[Extracted records]

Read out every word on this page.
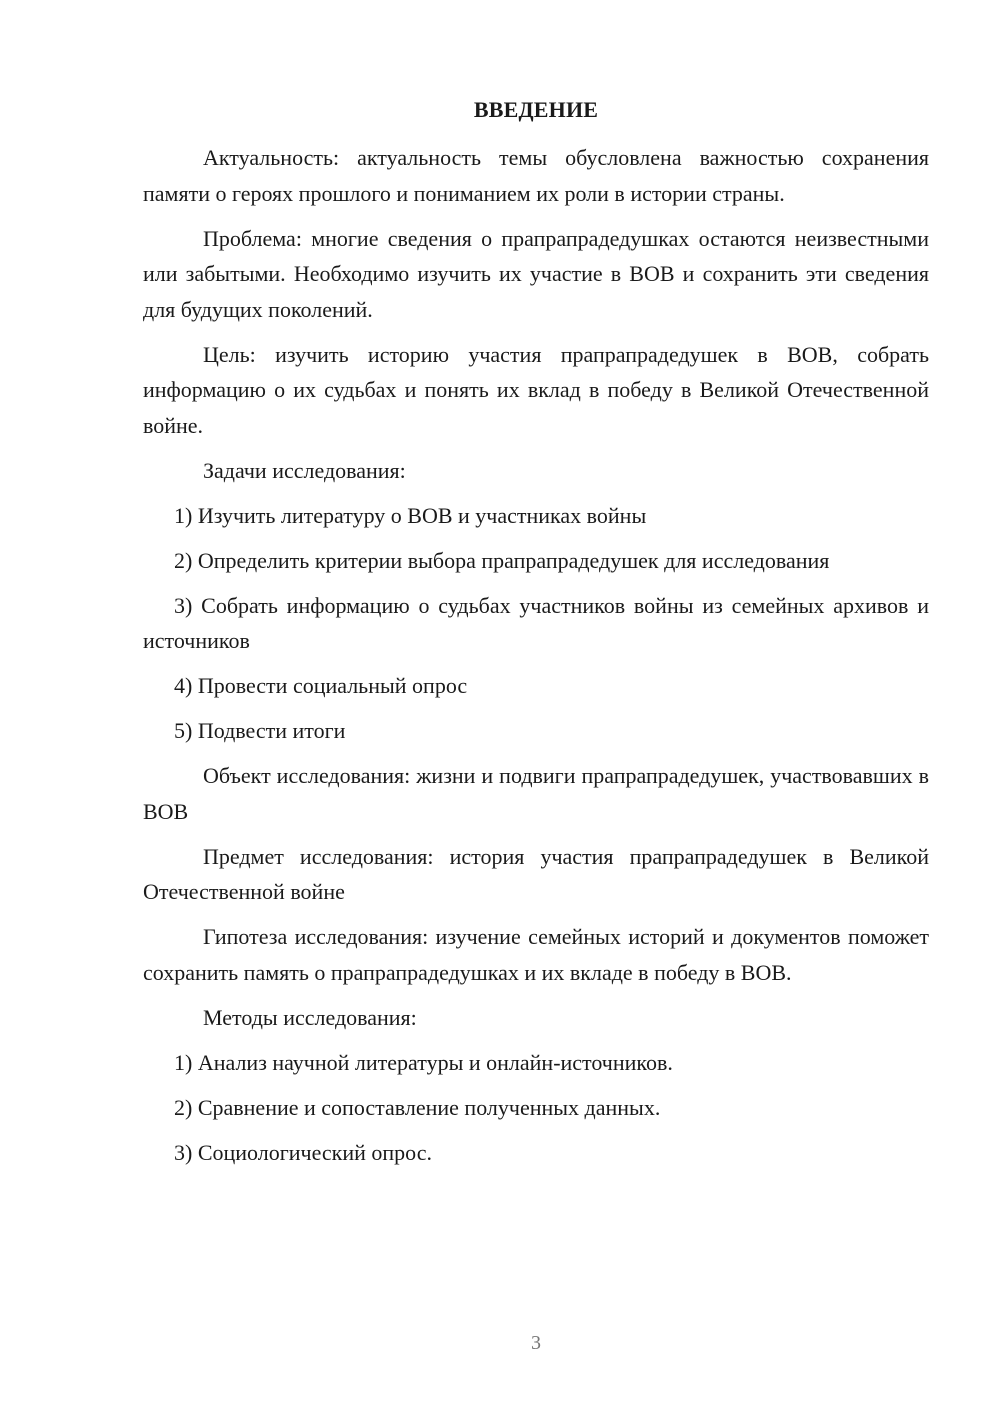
ВВЕДЕНИЕ

Актуальность: актуальность темы обусловлена важностью сохранения памяти о героях прошлого и пониманием их роли в истории страны.

Проблема: многие сведения о прапрапрадедушках остаются неизвестными или забытыми. Необходимо изучить их участие в ВОВ и сохранить эти сведения для будущих поколений.

Цель: изучить историю участия прапрапрадедушек в ВОВ, собрать информацию о их судьбах и понять их вклад в победу в Великой Отечественной войне.

Задачи исследования:

1) Изучить литературу о ВОВ и участниках войны

2) Определить критерии выбора прапрапрадедушек для исследования

3) Собрать информацию о судьбах участников войны из семейных архивов и источников

4) Провести социальный опрос

5) Подвести итоги

Объект исследования: жизни и подвиги прапрапрадедушек, участвовавших в ВОВ

Предмет исследования: история участия прапрапрадедушек в Великой Отечественной войне

Гипотеза исследования: изучение семейных историй и документов поможет сохранить память о прапрапрадедушках и их вкладе в победу в ВОВ.

Методы исследования:

1) Анализ научной литературы и онлайн-источников.

2) Сравнение и сопоставление полученных данных.

3) Социологический опрос.

3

> GIVEN EXERCISE: Quote everything in the listing above exactly; pictures are the only thing to omit.

> RESULT BELOW:
Read out every word on this page.
ВВЕДЕНИЕ

Актуальность: актуальность темы обусловлена важностью сохранения памяти о героях прошлого и пониманием их роли в истории страны.

Проблема: многие сведения о прапрапрадедушках остаются неизвестными или забытыми. Необходимо изучить их участие в ВОВ и сохранить эти сведения для будущих поколений.

Цель: изучить историю участия прапрапрадедушек в ВОВ, собрать информацию о их судьбах и понять их вклад в победу в Великой Отечественной войне.

Задачи исследования:

1) Изучить литературу о ВОВ и участниках войны

2) Определить критерии выбора прапрапрадедушек для исследования

3) Собрать информацию о судьбах участников войны из семейных архивов и источников

4) Провести социальный опрос

5) Подвести итоги

Объект исследования: жизни и подвиги прапрапрадедушек, участвовавших в ВОВ

Предмет исследования: история участия прапрапрадедушек в Великой Отечественной войне

Гипотеза исследования: изучение семейных историй и документов поможет сохранить память о прапрапрадедушках и их вкладе в победу в ВОВ.

Методы исследования:

1) Анализ научной литературы и онлайн-источников.

2) Сравнение и сопоставление полученных данных.

3) Социологический опрос.

3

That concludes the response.